◆ Exercise:
Without the images, write out the whole listing exactly.

◆ Entries:
==================================================

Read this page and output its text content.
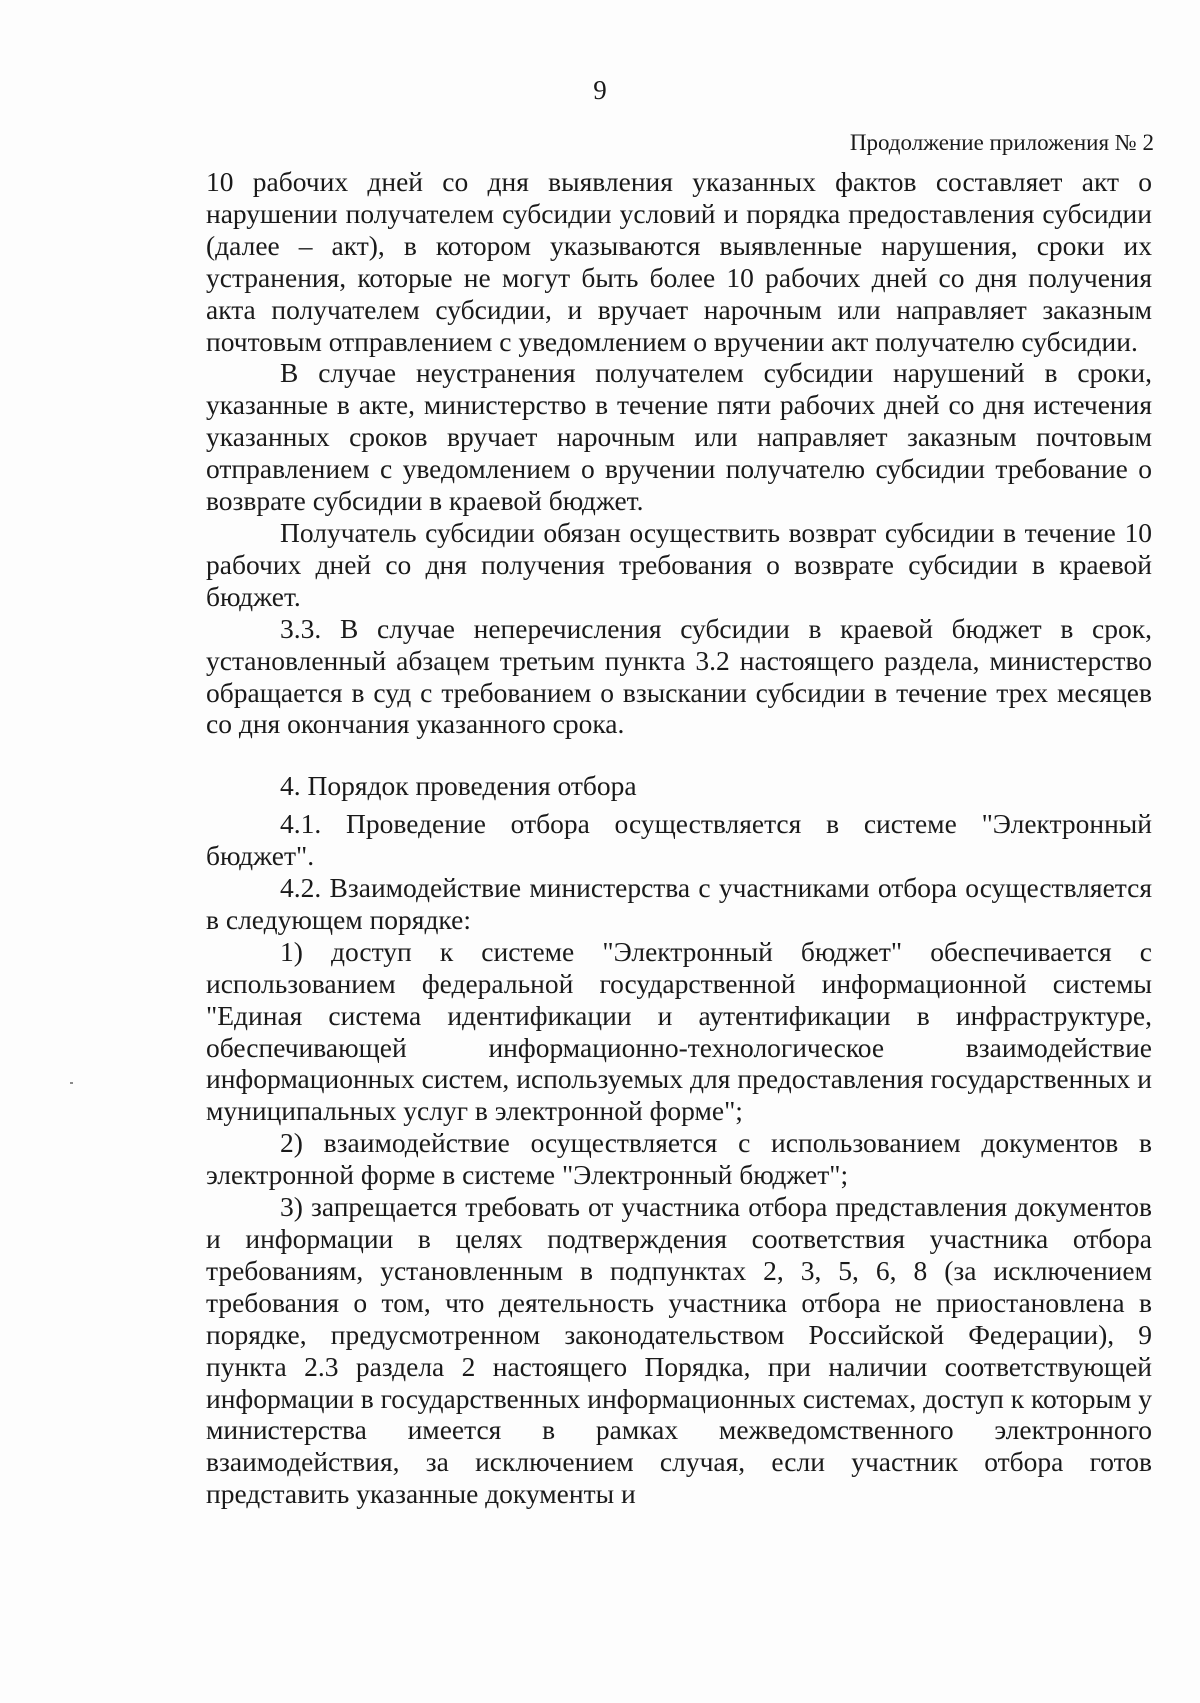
9
Продолжение приложения № 2

10 рабочих дней со дня выявления указанных фактов составляет акт о нарушении получателем субсидии условий и порядка предоставления субсидии (далее – акт), в котором указываются выявленные нарушения, сроки их устранения, которые не могут быть более 10 рабочих дней со дня получения акта получателем субсидии, и вручает нарочным или направляет заказным почтовым отправлением с уведомлением о вручении акт получателю субсидии.

В случае неустранения получателем субсидии нарушений в сроки, указанные в акте, министерство в течение пяти рабочих дней со дня истечения указанных сроков вручает нарочным или направляет заказным почтовым отправлением с уведомлением о вручении получателю субсидии требование о возврате субсидии в краевой бюджет.

Получатель субсидии обязан осуществить возврат субсидии в течение 10 рабочих дней со дня получения требования о возврате субсидии в краевой бюджет.

3.3. В случае неперечисления субсидии в краевой бюджет в срок, установленный абзацем третьим пункта 3.2 настоящего раздела, министерство обращается в суд с требованием о взыскании субсидии в течение трех месяцев со дня окончания указанного срока.

4. Порядок проведения отбора

4.1. Проведение отбора осуществляется в системе "Электронный бюджет".

4.2. Взаимодействие министерства с участниками отбора осуществляется в следующем порядке:

1) доступ к системе "Электронный бюджет" обеспечивается с использованием федеральной государственной информационной системы "Единая система идентификации и аутентификации в инфраструктуре, обеспечивающей информационно-технологическое взаимодействие информационных систем, используемых для предоставления государственных и муниципальных услуг в электронной форме";

2) взаимодействие осуществляется с использованием документов в электронной форме в системе "Электронный бюджет";

3) запрещается требовать от участника отбора представления документов и информации в целях подтверждения соответствия участника отбора требованиям, установленным в подпунктах 2, 3, 5, 6, 8 (за исключением требования о том, что деятельность участника отбора не приостановлена в порядке, предусмотренном законодательством Российской Федерации), 9 пункта 2.3 раздела 2 настоящего Порядка, при наличии соответствующей информации в государственных информационных системах, доступ к которым у министерства имеется в рамках межведомственного электронного взаимодействия, за исключением случая, если участник отбора готов представить указанные документы и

==================================================

◆ Complete response:
Read this page and output its text content.
9
Продолжение приложения № 2

10 рабочих дней со дня выявления указанных фактов составляет акт о нарушении получателем субсидии условий и порядка предоставления субсидии (далее – акт), в котором указываются выявленные нарушения, сроки их устранения, которые не могут быть более 10 рабочих дней со дня получения акта получателем субсидии, и вручает нарочным или направляет заказным почтовым отправлением с уведомлением о вручении акт получателю субсидии.

В случае неустранения получателем субсидии нарушений в сроки, указанные в акте, министерство в течение пяти рабочих дней со дня истечения указанных сроков вручает нарочным или направляет заказным почтовым отправлением с уведомлением о вручении получателю субсидии требование о возврате субсидии в краевой бюджет.

Получатель субсидии обязан осуществить возврат субсидии в течение 10 рабочих дней со дня получения требования о возврате субсидии в краевой бюджет.

3.3. В случае неперечисления субсидии в краевой бюджет в срок, установленный абзацем третьим пункта 3.2 настоящего раздела, министерство обращается в суд с требованием о взыскании субсидии в течение трех месяцев со дня окончания указанного срока.

4. Порядок проведения отбора

4.1. Проведение отбора осуществляется в системе "Электронный бюджет".

4.2. Взаимодействие министерства с участниками отбора осуществляется в следующем порядке:

1) доступ к системе "Электронный бюджет" обеспечивается с использованием федеральной государственной информационной системы "Единая система идентификации и аутентификации в инфраструктуре, обеспечивающей информационно-технологическое взаимодействие информационных систем, используемых для предоставления государственных и муниципальных услуг в электронной форме";

2) взаимодействие осуществляется с использованием документов в электронной форме в системе "Электронный бюджет";

3) запрещается требовать от участника отбора представления документов и информации в целях подтверждения соответствия участника отбора требованиям, установленным в подпунктах 2, 3, 5, 6, 8 (за исключением требования о том, что деятельность участника отбора не приостановлена в порядке, предусмотренном законодательством Российской Федерации), 9 пункта 2.3 раздела 2 настоящего Порядка, при наличии соответствующей информации в государственных информационных системах, доступ к которым у министерства имеется в рамках межведомственного электронного взаимодействия, за исключением случая, если участник отбора готов представить указанные документы и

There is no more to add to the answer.